Copy all the entries below exactly, but not the pictures.

++++++++++++++++++++

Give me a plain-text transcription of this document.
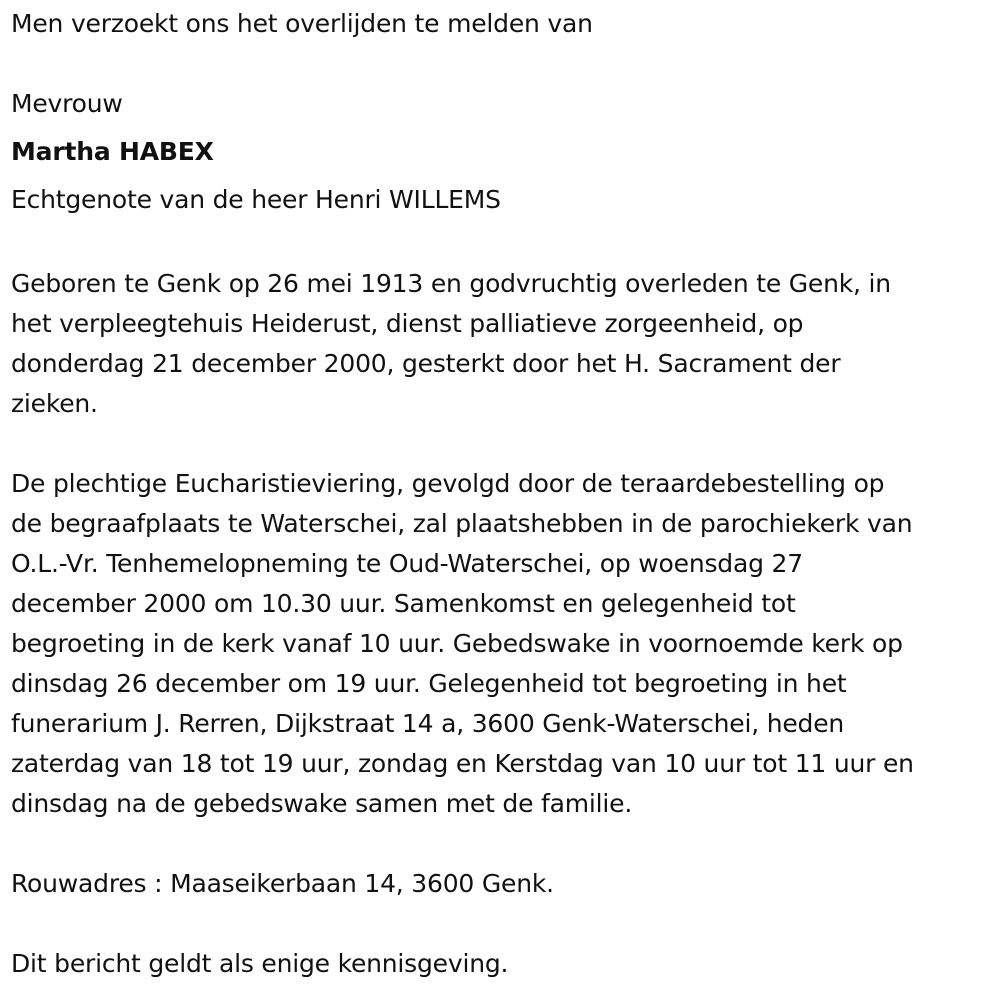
Men verzoekt ons het overlijden te melden van
Mevrouw
Martha HABEX
Echtgenote van de heer Henri WILLEMS
Geboren te Genk op 26 mei 1913 en godvruchtig overleden te Genk, in
het verpleegtehuis Heiderust, dienst palliatieve zorgeenheid, op
donderdag 21 december 2000, gesterkt door het H. Sacrament der
zieken.
De plechtige Eucharistieviering, gevolgd door de teraardebestelling op
de begraafplaats te Waterschei, zal plaatshebben in de parochiekerk van
O.L.-Vr. Tenhemelopneming te Oud-Waterschei, op woensdag 27
december 2000 om 10.30 uur. Samenkomst en gelegenheid tot
begroeting in de kerk vanaf 10 uur. Gebedswake in voornoemde kerk op
dinsdag 26 december om 19 uur. Gelegenheid tot begroeting in het
funerarium J. Rerren, Dijkstraat 14 a, 3600 Genk-Waterschei, heden
zaterdag van 18 tot 19 uur, zondag en Kerstdag van 10 uur tot 11 uur en
dinsdag na de gebedswake samen met de familie.
Rouwadres : Maaseikerbaan 14, 3600 Genk.
Dit bericht geldt als enige kennisgeving.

++++++++++++++++++++

_ANSWER BELOW_:
Give me a plain-text transcription of this document.
Men verzoekt ons het overlijden te melden van
Mevrouw
Martha HABEX
Echtgenote van de heer Henri WILLEMS
Geboren te Genk op 26 mei 1913 en godvruchtig overleden te Genk, in
het verpleegtehuis Heiderust, dienst palliatieve zorgeenheid, op
donderdag 21 december 2000, gesterkt door het H. Sacrament der
zieken.
De plechtige Eucharistieviering, gevolgd door de teraardebestelling op
de begraafplaats te Waterschei, zal plaatshebben in de parochiekerk van
O.L.-Vr. Tenhemelopneming te Oud-Waterschei, op woensdag 27
december 2000 om 10.30 uur. Samenkomst en gelegenheid tot
begroeting in de kerk vanaf 10 uur. Gebedswake in voornoemde kerk op
dinsdag 26 december om 19 uur. Gelegenheid tot begroeting in het
funerarium J. Rerren, Dijkstraat 14 a, 3600 Genk-Waterschei, heden
zaterdag van 18 tot 19 uur, zondag en Kerstdag van 10 uur tot 11 uur en
dinsdag na de gebedswake samen met de familie.
Rouwadres : Maaseikerbaan 14, 3600 Genk.
Dit bericht geldt als enige kennisgeving.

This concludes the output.